::: EXTRACTED RECORDS :::

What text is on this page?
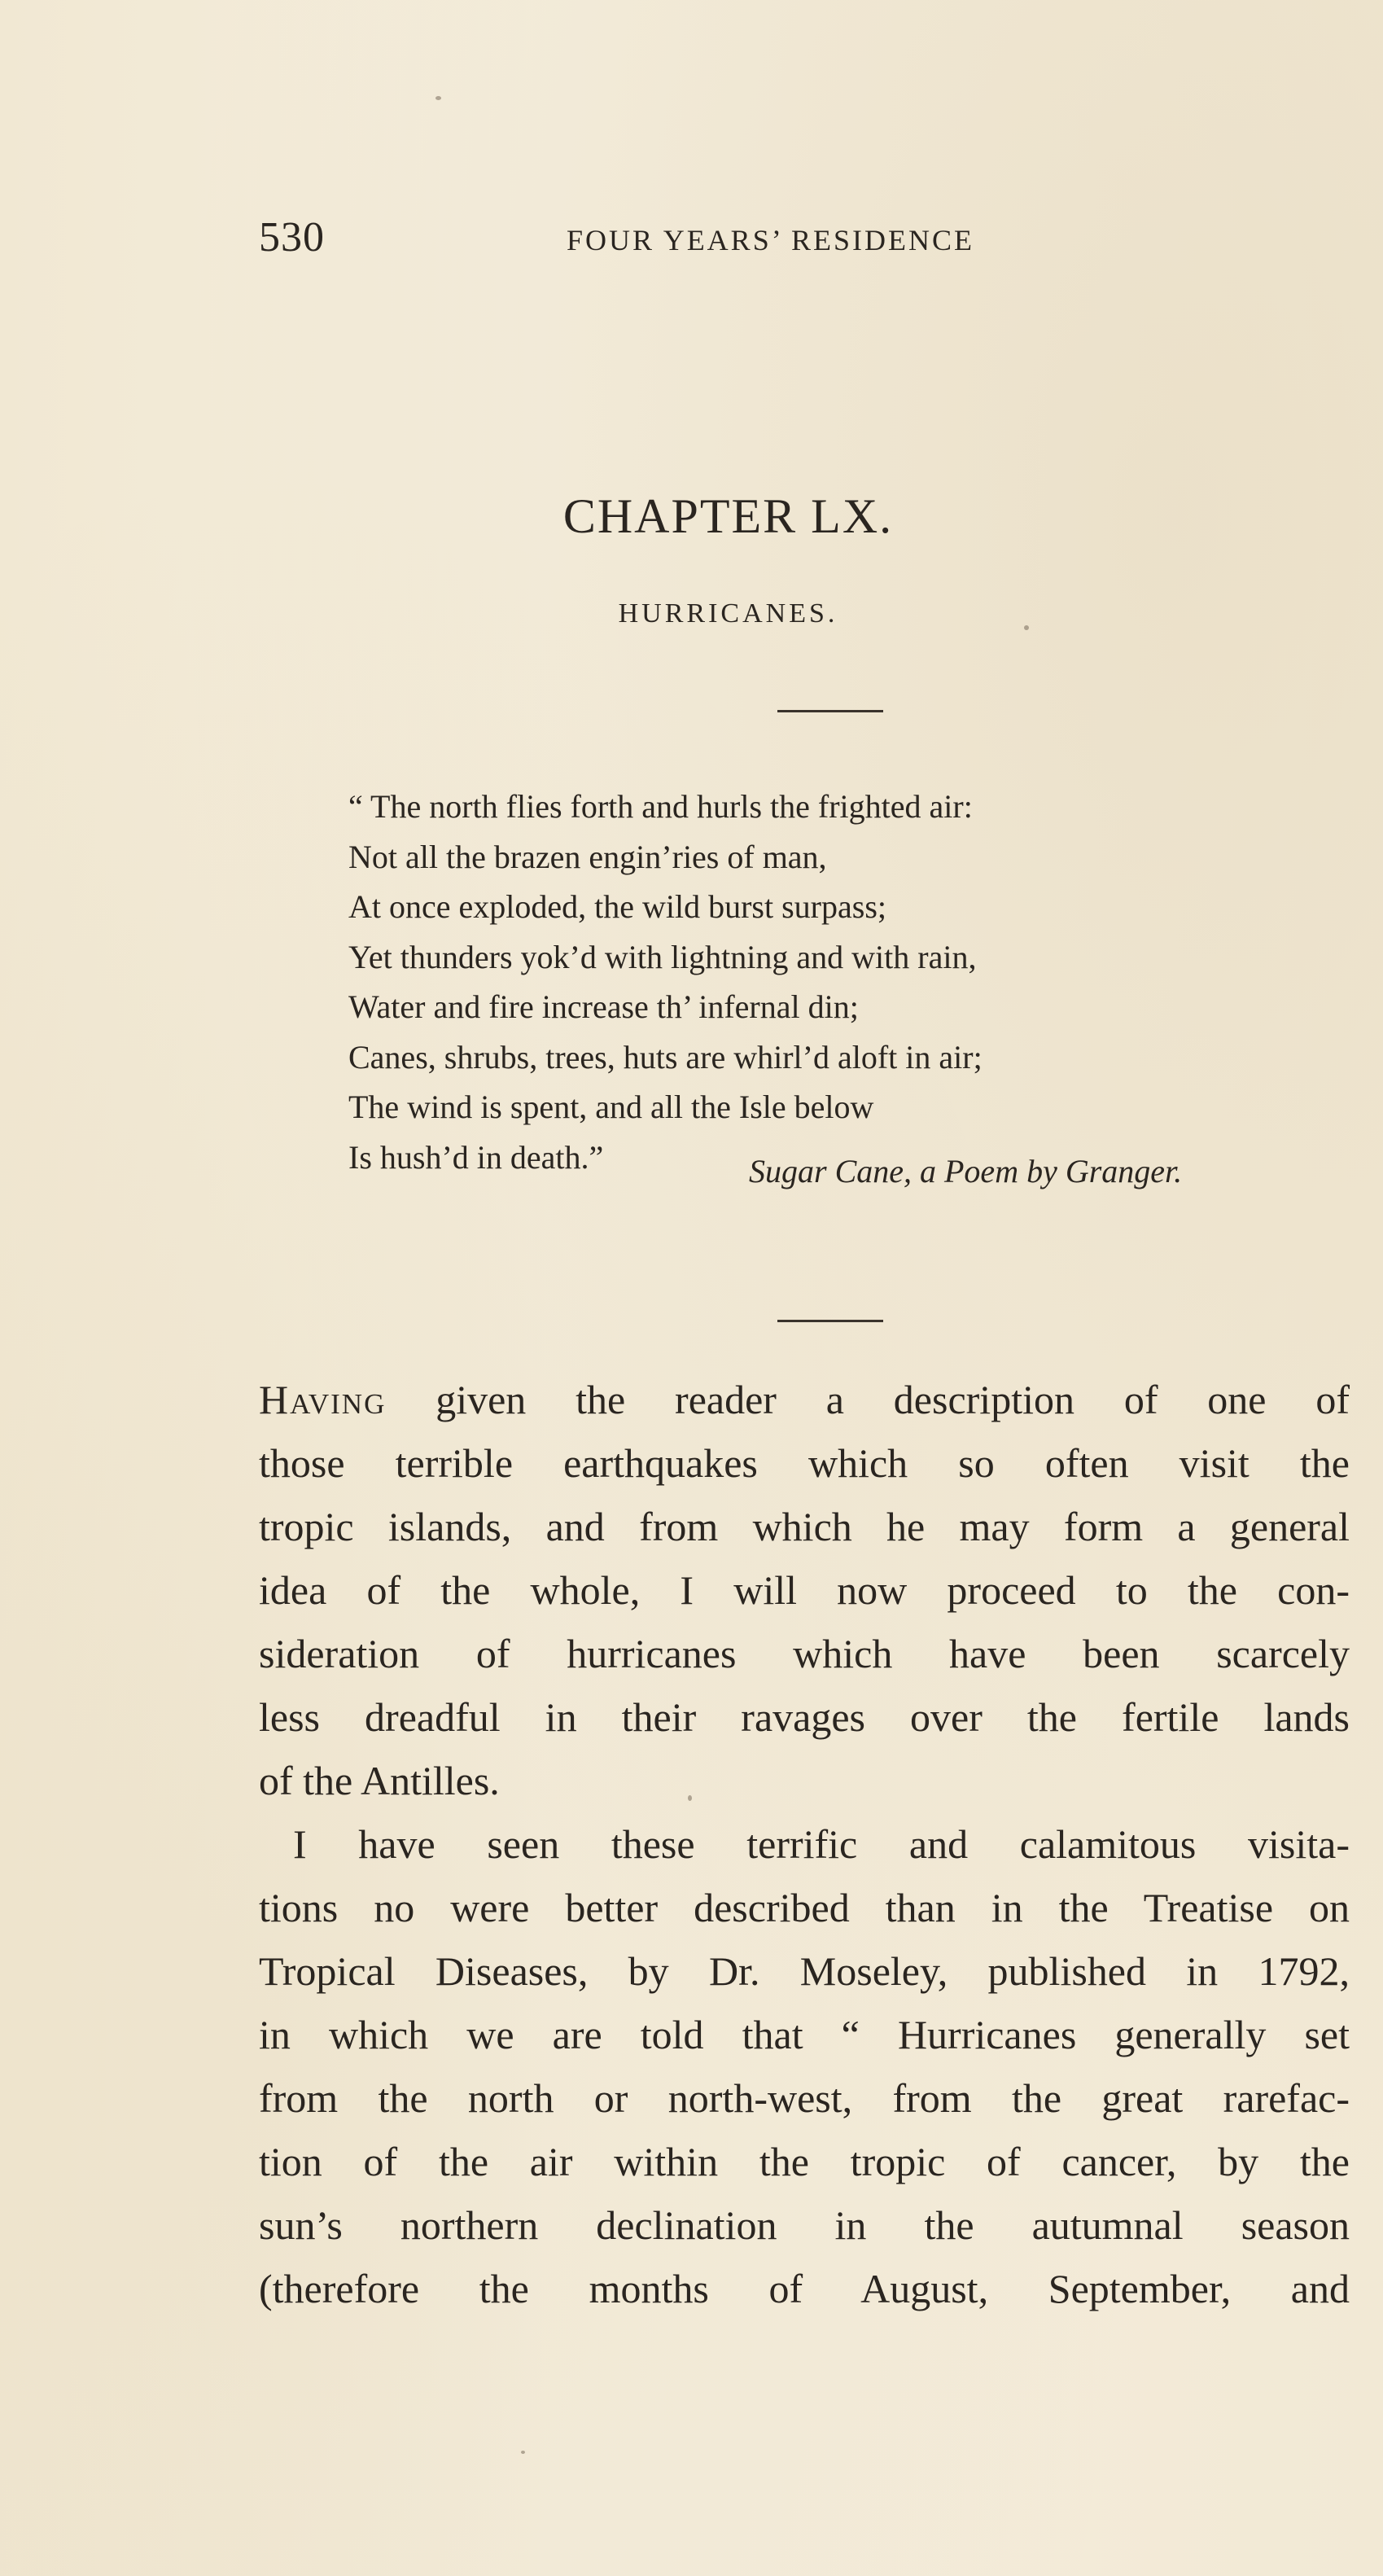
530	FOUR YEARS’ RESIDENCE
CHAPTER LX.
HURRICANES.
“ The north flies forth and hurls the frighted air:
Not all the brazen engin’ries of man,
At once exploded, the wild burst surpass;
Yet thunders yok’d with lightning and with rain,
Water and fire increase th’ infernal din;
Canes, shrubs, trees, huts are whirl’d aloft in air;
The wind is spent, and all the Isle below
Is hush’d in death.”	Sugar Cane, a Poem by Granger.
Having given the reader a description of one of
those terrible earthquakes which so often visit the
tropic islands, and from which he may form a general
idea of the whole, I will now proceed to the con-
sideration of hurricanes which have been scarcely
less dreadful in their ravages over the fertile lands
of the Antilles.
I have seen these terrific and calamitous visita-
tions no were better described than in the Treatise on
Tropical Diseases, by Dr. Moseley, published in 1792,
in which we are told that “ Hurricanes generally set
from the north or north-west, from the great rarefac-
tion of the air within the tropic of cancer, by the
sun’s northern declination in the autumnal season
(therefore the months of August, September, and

:::
::: EXTRACTED RECORDS :::

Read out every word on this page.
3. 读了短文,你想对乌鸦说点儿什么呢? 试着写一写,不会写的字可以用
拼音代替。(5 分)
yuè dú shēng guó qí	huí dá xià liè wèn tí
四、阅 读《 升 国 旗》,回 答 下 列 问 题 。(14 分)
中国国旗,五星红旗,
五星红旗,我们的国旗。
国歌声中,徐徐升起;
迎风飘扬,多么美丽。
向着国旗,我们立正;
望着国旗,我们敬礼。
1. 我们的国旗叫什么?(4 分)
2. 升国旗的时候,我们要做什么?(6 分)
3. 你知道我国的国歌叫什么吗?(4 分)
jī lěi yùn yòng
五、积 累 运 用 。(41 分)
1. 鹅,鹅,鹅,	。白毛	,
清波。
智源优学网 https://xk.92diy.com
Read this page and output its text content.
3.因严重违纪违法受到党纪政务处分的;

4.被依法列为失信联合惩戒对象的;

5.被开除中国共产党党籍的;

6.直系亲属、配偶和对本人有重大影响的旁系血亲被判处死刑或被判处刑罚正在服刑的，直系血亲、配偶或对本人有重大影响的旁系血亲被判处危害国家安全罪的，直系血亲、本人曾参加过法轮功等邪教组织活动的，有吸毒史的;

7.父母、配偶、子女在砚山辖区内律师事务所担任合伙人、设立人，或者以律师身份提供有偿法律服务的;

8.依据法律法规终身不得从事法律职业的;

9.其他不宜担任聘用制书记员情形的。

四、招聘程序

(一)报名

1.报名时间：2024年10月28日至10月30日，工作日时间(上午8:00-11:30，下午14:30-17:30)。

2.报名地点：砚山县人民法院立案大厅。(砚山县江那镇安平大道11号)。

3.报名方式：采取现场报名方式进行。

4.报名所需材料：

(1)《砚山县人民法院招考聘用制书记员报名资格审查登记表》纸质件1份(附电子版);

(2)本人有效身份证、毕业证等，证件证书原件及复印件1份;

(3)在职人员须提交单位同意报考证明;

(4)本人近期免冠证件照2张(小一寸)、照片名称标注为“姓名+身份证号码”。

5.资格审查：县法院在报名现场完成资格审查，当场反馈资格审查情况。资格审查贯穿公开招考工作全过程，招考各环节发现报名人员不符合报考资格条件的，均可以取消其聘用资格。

:::

▶ GOAL
From the entries above, copy every line where the word "which" shows up.

▶ SOLUTION TO THE PROBLEM
those terrible earthquakes which so often visit the
tropic islands, and from which he may form a general
sideration of hurricanes which have been scarcely
in which we are told that “ Hurricanes generally set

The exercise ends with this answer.